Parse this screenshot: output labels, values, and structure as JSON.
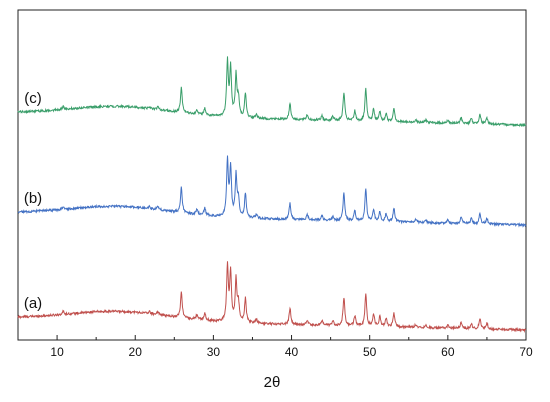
{
  "chart_data": {
    "type": "line",
    "title": "",
    "xlabel": "2θ",
    "ylabel": "",
    "xlim": [
      5,
      70
    ],
    "x_ticks": [
      10,
      20,
      30,
      40,
      50,
      60,
      70
    ],
    "x_tick_labels": [
      "10",
      "20",
      "30",
      "40",
      "50",
      "60",
      "70"
    ],
    "y_ticks_visible": false,
    "grid": false,
    "legend": "none",
    "series": [
      {
        "name": "(a)",
        "color": "#c0504d",
        "baseline_offset": 0,
        "peaks": [
          [
            10.8,
            3
          ],
          [
            21.8,
            2
          ],
          [
            22.9,
            3
          ],
          [
            25.9,
            26
          ],
          [
            27.9,
            5
          ],
          [
            28.9,
            7
          ],
          [
            31.8,
            56
          ],
          [
            32.2,
            48
          ],
          [
            32.9,
            42
          ],
          [
            33.2,
            18
          ],
          [
            34.1,
            24
          ],
          [
            35.5,
            4
          ],
          [
            39.8,
            16
          ],
          [
            42.0,
            5
          ],
          [
            43.9,
            4
          ],
          [
            45.3,
            4
          ],
          [
            46.7,
            28
          ],
          [
            48.1,
            10
          ],
          [
            49.5,
            32
          ],
          [
            50.5,
            12
          ],
          [
            51.3,
            10
          ],
          [
            52.1,
            8
          ],
          [
            53.1,
            14
          ],
          [
            55.9,
            3
          ],
          [
            57.2,
            3
          ],
          [
            60.0,
            3
          ],
          [
            61.7,
            6
          ],
          [
            63.0,
            5
          ],
          [
            64.1,
            10
          ],
          [
            65.0,
            6
          ]
        ]
      },
      {
        "name": "(b)",
        "color": "#4472c4",
        "baseline_offset": 105,
        "peaks": [
          [
            10.8,
            3
          ],
          [
            21.8,
            2
          ],
          [
            22.9,
            3
          ],
          [
            25.9,
            26
          ],
          [
            27.9,
            5
          ],
          [
            28.9,
            7
          ],
          [
            31.8,
            56
          ],
          [
            32.2,
            48
          ],
          [
            32.9,
            42
          ],
          [
            33.2,
            18
          ],
          [
            34.1,
            24
          ],
          [
            35.5,
            4
          ],
          [
            39.8,
            16
          ],
          [
            42.0,
            5
          ],
          [
            43.9,
            4
          ],
          [
            45.3,
            4
          ],
          [
            46.7,
            28
          ],
          [
            48.1,
            10
          ],
          [
            49.5,
            32
          ],
          [
            50.5,
            12
          ],
          [
            51.3,
            10
          ],
          [
            52.1,
            8
          ],
          [
            53.1,
            14
          ],
          [
            55.9,
            3
          ],
          [
            57.2,
            3
          ],
          [
            60.0,
            3
          ],
          [
            61.7,
            6
          ],
          [
            63.0,
            5
          ],
          [
            64.1,
            10
          ],
          [
            65.0,
            6
          ]
        ]
      },
      {
        "name": "(c)",
        "color": "#3a9e6a",
        "baseline_offset": 205,
        "peaks": [
          [
            10.8,
            3
          ],
          [
            21.8,
            2
          ],
          [
            22.9,
            3
          ],
          [
            25.9,
            26
          ],
          [
            27.9,
            5
          ],
          [
            28.9,
            7
          ],
          [
            31.8,
            56
          ],
          [
            32.2,
            48
          ],
          [
            32.9,
            42
          ],
          [
            33.2,
            18
          ],
          [
            34.1,
            24
          ],
          [
            35.5,
            4
          ],
          [
            39.8,
            16
          ],
          [
            42.0,
            5
          ],
          [
            43.9,
            4
          ],
          [
            45.3,
            4
          ],
          [
            46.7,
            28
          ],
          [
            48.1,
            10
          ],
          [
            49.5,
            32
          ],
          [
            50.5,
            12
          ],
          [
            51.3,
            10
          ],
          [
            52.1,
            8
          ],
          [
            53.1,
            14
          ],
          [
            55.9,
            3
          ],
          [
            57.2,
            3
          ],
          [
            60.0,
            3
          ],
          [
            61.7,
            6
          ],
          [
            63.0,
            5
          ],
          [
            64.1,
            10
          ],
          [
            65.0,
            6
          ]
        ]
      }
    ]
  }
}
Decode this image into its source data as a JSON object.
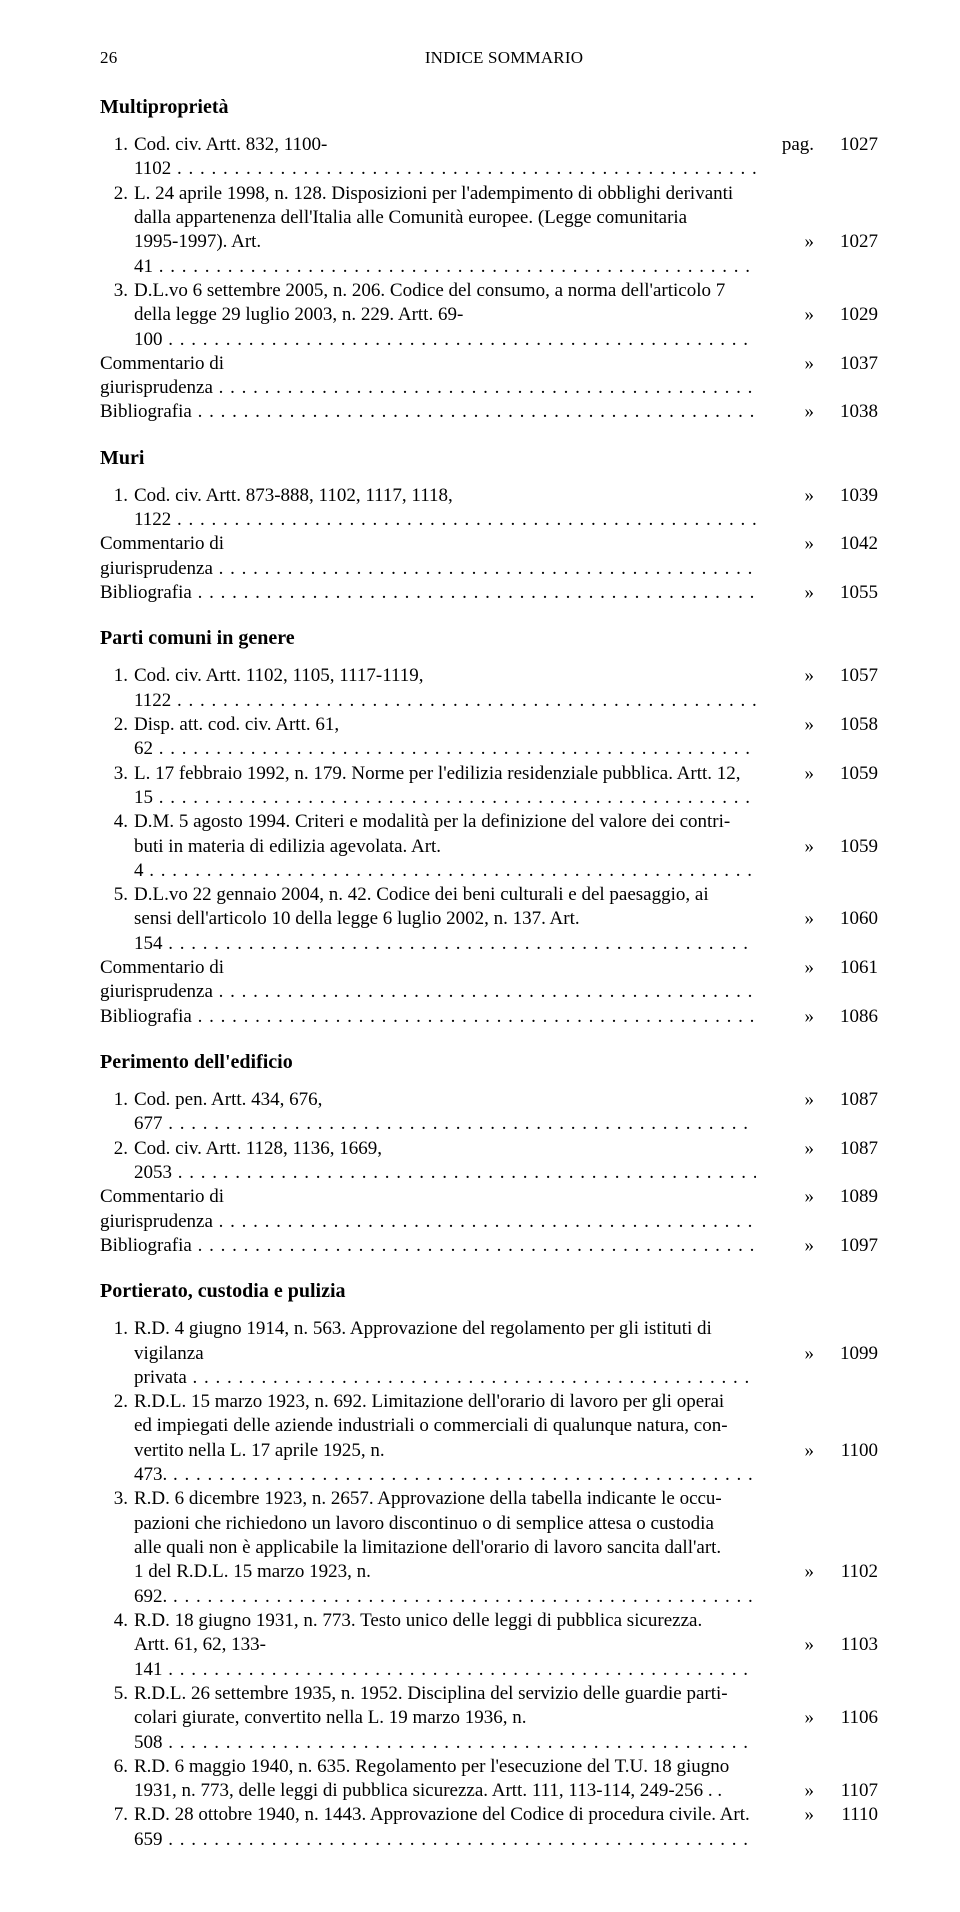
{
  "page_number": "26",
  "header_title": "INDICE SOMMARIO",
  "sym_pag": "pag.",
  "sym_raquo": "»",
  "sections": {
    "multiproprieta": {
      "title": "Multiproprietà",
      "items": [
        {
          "num": "1.",
          "text": "Cod. civ. Artt. 832, 1100-1102",
          "sym": "pag.",
          "page": "1027"
        },
        {
          "num": "2.",
          "text": "L. 24 aprile 1998, n. 128. Disposizioni per l'adempimento di obblighi derivanti dalla appartenenza dell'Italia alle Comunità europee. (Legge comunitaria 1995-1997). Art. 41",
          "sym": "»",
          "page": "1027",
          "multi": true,
          "lines": [
            "L. 24 aprile 1998, n. 128. Disposizioni per l'adempimento di obblighi derivanti",
            "dalla appartenenza dell'Italia alle Comunità europee. (Legge comunitaria",
            "1995-1997). Art. 41"
          ]
        },
        {
          "num": "3.",
          "text": "D.L.vo 6 settembre 2005, n. 206. Codice del consumo, a norma dell'articolo 7 della legge 29 luglio 2003, n. 229. Artt. 69-100",
          "sym": "»",
          "page": "1029",
          "multi": true,
          "lines": [
            "D.L.vo 6 settembre 2005, n. 206. Codice del consumo, a norma dell'articolo 7",
            "della legge 29 luglio 2003, n. 229. Artt. 69-100"
          ]
        }
      ],
      "commentario": {
        "text": "Commentario di giurisprudenza",
        "sym": "»",
        "page": "1037"
      },
      "bibliografia": {
        "text": "Bibliografia",
        "sym": "»",
        "page": "1038"
      }
    },
    "muri": {
      "title": "Muri",
      "items": [
        {
          "num": "1.",
          "text": "Cod. civ. Artt. 873-888, 1102, 1117, 1118, 1122",
          "sym": "»",
          "page": "1039"
        }
      ],
      "commentario": {
        "text": "Commentario di giurisprudenza",
        "sym": "»",
        "page": "1042"
      },
      "bibliografia": {
        "text": "Bibliografia",
        "sym": "»",
        "page": "1055"
      }
    },
    "particomuni": {
      "title": "Parti comuni in genere",
      "items": [
        {
          "num": "1.",
          "text": "Cod. civ. Artt. 1102, 1105, 1117-1119, 1122",
          "sym": "»",
          "page": "1057"
        },
        {
          "num": "2.",
          "text": "Disp. att. cod. civ. Artt. 61, 62",
          "sym": "»",
          "page": "1058"
        },
        {
          "num": "3.",
          "text": "L. 17 febbraio 1992, n. 179. Norme per l'edilizia residenziale pubblica. Artt. 12, 15",
          "sym": "»",
          "page": "1059"
        },
        {
          "num": "4.",
          "multi": true,
          "lines": [
            "D.M. 5 agosto 1994. Criteri e modalità per la definizione del valore dei contri-",
            "buti in materia di edilizia agevolata. Art. 4"
          ],
          "sym": "»",
          "page": "1059"
        },
        {
          "num": "5.",
          "multi": true,
          "lines": [
            "D.L.vo 22 gennaio 2004, n. 42. Codice dei beni culturali e del paesaggio, ai",
            "sensi dell'articolo 10 della legge 6 luglio 2002, n. 137. Art. 154"
          ],
          "sym": "»",
          "page": "1060"
        }
      ],
      "commentario": {
        "text": "Commentario di giurisprudenza",
        "sym": "»",
        "page": "1061"
      },
      "bibliografia": {
        "text": "Bibliografia",
        "sym": "»",
        "page": "1086"
      }
    },
    "perimento": {
      "title": "Perimento dell'edificio",
      "items": [
        {
          "num": "1.",
          "text": "Cod. pen. Artt. 434, 676, 677",
          "sym": "»",
          "page": "1087"
        },
        {
          "num": "2.",
          "text": "Cod. civ. Artt. 1128, 1136, 1669, 2053",
          "sym": "»",
          "page": "1087"
        }
      ],
      "commentario": {
        "text": "Commentario di giurisprudenza",
        "sym": "»",
        "page": "1089"
      },
      "bibliografia": {
        "text": "Bibliografia",
        "sym": "»",
        "page": "1097"
      }
    },
    "portierato": {
      "title": "Portierato, custodia e pulizia",
      "items": [
        {
          "num": "1.",
          "multi": true,
          "lines": [
            "R.D. 4 giugno 1914, n. 563. Approvazione del regolamento per gli istituti di",
            "vigilanza privata"
          ],
          "sym": "»",
          "page": "1099"
        },
        {
          "num": "2.",
          "multi": true,
          "lines": [
            "R.D.L. 15 marzo 1923, n. 692. Limitazione dell'orario di lavoro per gli operai",
            "ed impiegati delle aziende industriali o commerciali di qualunque natura, con-",
            "vertito nella L. 17 aprile 1925, n. 473."
          ],
          "sym": "»",
          "page": "1100"
        },
        {
          "num": "3.",
          "multi": true,
          "lines": [
            "R.D. 6 dicembre 1923, n. 2657. Approvazione della tabella indicante le occu-",
            "pazioni che richiedono un lavoro discontinuo o di semplice attesa o custodia",
            "alle quali non è applicabile la limitazione dell'orario di lavoro sancita dall'art.",
            "1 del R.D.L. 15 marzo 1923, n. 692."
          ],
          "sym": "»",
          "page": "1102"
        },
        {
          "num": "4.",
          "multi": true,
          "lines": [
            "R.D. 18 giugno 1931, n. 773. Testo unico delle leggi di pubblica sicurezza.",
            "Artt. 61, 62, 133-141"
          ],
          "sym": "»",
          "page": "1103"
        },
        {
          "num": "5.",
          "multi": true,
          "lines": [
            "R.D.L. 26 settembre 1935, n. 1952. Disciplina del servizio delle guardie parti-",
            "colari giurate, convertito nella L. 19 marzo 1936, n. 508"
          ],
          "sym": "»",
          "page": "1106"
        },
        {
          "num": "6.",
          "multi": true,
          "lines": [
            "R.D. 6 maggio 1940, n. 635. Regolamento per l'esecuzione del T.U. 18 giugno",
            "1931, n. 773, delle leggi di pubblica sicurezza. Artt. 111, 113-114, 249-256 . ."
          ],
          "sym": "»",
          "page": "1107"
        },
        {
          "num": "7.",
          "text": "R.D. 28 ottobre 1940, n. 1443. Approvazione del Codice di procedura civile. Art. 659",
          "sym": "»",
          "page": "1110"
        }
      ]
    }
  }
}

**Aim of the exercise:**
Gather up the lines containing the word "norma" from these records and copy them.

**Answer for the task:**
          "text": "D.L.vo 6 settembre 2005, n. 206. Codice del consumo, a norma dell'articolo 7 della legge 29 luglio 2003, n. 229. Artt. 69-100",
            "D.L.vo 6 settembre 2005, n. 206. Codice del consumo, a norma dell'articolo 7",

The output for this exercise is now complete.